=== Extract ===
-- BEGIN --
Add TurboQuantKVCache: 3-bit/4-bit KV cache compression for generation by dedalien · Pull Request #1202 · ml-explore/mlx-lm

dedalien · 2026-04-26T15:15:39Z

Builds on ml-explore/mlx#3026 (Dan Yeh) — the generic quantized_scaled_dot_product_attention API with pluggable modes.

Needs PR CC-yeh/mlx#3 to be approved and merged before 3026 merge.

What this does

Adds TurboQuantKVCache, a drop-in KV cache that compresses keys and values to 3 or 4 bits during generation using TurboQuant (arXiv 2504.19874):

WHT rotation: K vectors are rotated via Walsh-Hadamard transform, spreading energy uniformly so the distribution approximates N(0,1)
Lloyd-Max quantization: optimal scalar quantizer for N(0,1); codebooks live in the Metal kernel as compile-time constants
Bit packing: indices packed into uint32, same layout as the existing affine SDPA kernel
V is not rotated (kernel output lands directly in the original V space)
Q rotation runs in float32 via a fused Metal kernel before the SDPA call; result is cast to bfloat16 for dispatch. bfloat16 butterfly accumulation across 8 WHT stages shifts softmax peaks on models with large key scales (Qwen3.6, key_scale ≈ 6–10).
-- END --
=== Collected data ===
-- BEGIN --
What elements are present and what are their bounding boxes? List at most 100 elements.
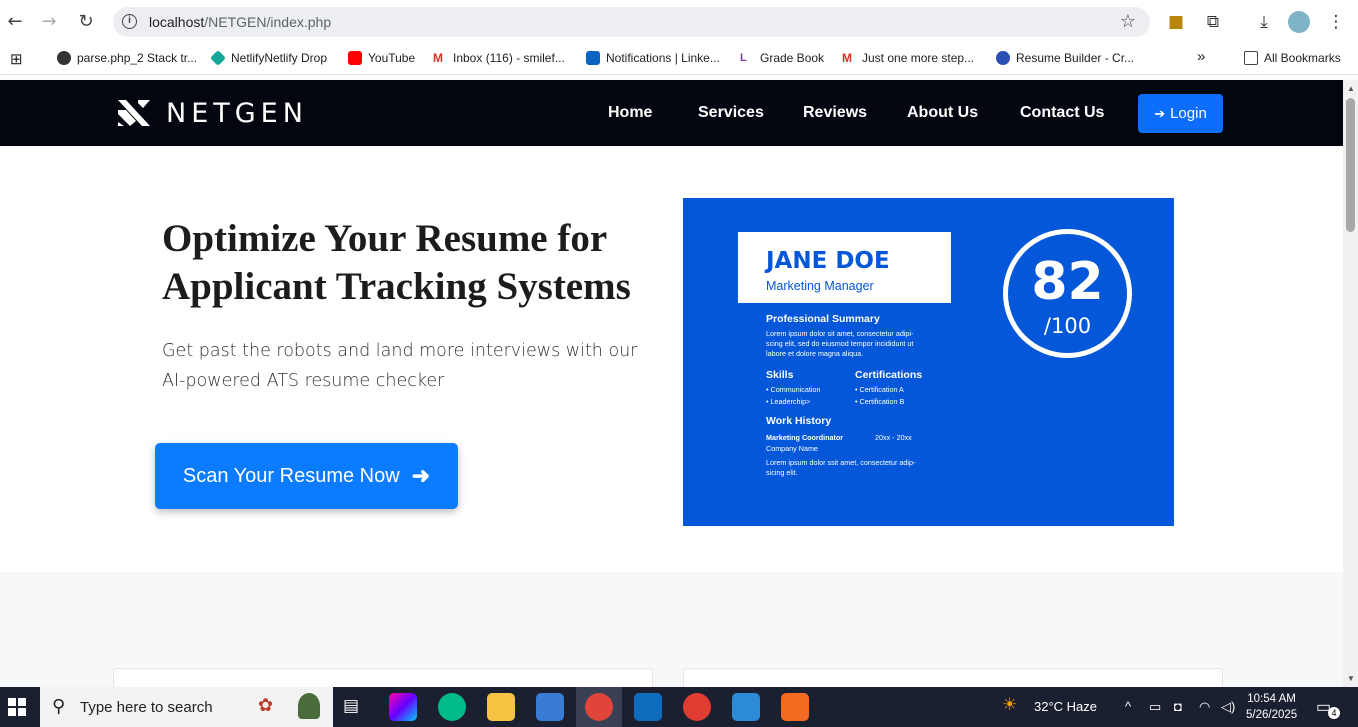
-- END --
=== Task requirements ===
**1)** Answer these questions about the TurboQuantKVCache pull request:
(a) Which pull request must be approved and merged before ml-explore/mlx#3026 is merged?
(b) Into what type are the quantization indices packed?
(c) In what precision does the Q rotation run before the SDPA call?
**2)** Reproduce the TurboQuantKVCache pull request word for word, starting at "dedalien · 2026-04-26T15:15:39Z" and ending at "distribution approximates N(0,1)".

=== Solutions per task ===
**1)**
(a) CC-yeh/mlx#3
(b) uint32
(c) float32

**2)**
dedalien · 2026-04-26T15:15:39Z

Builds on ml-explore/mlx#3026 (Dan Yeh) — the generic quantized_scaled_dot_product_attention API with pluggable modes.

Needs PR CC-yeh/mlx#3 to be approved and merged before 3026 merge.

What this does

Adds TurboQuantKVCache, a drop-in KV cache that compresses keys and values to 3 or 4 bits during generation using TurboQuant (arXiv 2504.19874):

WHT rotation: K vectors are rotated via Walsh-Hadamard transform, spreading energy uniformly so the distribution approximates N(0,1)